State how many lines in the records hold the word "Saturday", giving the number and no other text.

— Start of Materials provided —

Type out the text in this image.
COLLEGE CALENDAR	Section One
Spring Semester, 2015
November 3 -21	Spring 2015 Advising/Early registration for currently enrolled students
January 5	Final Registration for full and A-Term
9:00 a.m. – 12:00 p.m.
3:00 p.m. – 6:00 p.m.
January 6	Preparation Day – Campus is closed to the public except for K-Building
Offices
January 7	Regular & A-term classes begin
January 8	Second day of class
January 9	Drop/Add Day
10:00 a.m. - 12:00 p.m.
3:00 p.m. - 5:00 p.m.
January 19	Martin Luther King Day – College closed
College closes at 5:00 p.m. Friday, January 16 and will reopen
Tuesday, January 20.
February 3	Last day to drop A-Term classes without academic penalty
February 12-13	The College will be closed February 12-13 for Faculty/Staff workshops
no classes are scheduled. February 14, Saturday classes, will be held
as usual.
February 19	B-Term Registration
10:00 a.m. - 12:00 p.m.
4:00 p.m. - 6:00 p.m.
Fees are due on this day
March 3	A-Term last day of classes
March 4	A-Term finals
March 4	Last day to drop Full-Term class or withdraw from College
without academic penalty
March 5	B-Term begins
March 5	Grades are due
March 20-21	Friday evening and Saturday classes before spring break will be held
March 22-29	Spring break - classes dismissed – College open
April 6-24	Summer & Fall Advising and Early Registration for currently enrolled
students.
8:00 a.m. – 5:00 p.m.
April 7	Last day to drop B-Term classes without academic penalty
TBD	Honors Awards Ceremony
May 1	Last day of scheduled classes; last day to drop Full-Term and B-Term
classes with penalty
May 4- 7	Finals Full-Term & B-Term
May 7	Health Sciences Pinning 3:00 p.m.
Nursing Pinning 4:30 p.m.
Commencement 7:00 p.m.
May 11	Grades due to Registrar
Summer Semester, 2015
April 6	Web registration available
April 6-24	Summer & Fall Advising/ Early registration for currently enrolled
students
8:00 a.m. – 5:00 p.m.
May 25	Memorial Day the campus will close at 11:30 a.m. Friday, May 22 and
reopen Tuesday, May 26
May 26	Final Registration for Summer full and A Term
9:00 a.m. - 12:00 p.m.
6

— End of Materials provided —

§ Correct answer:
2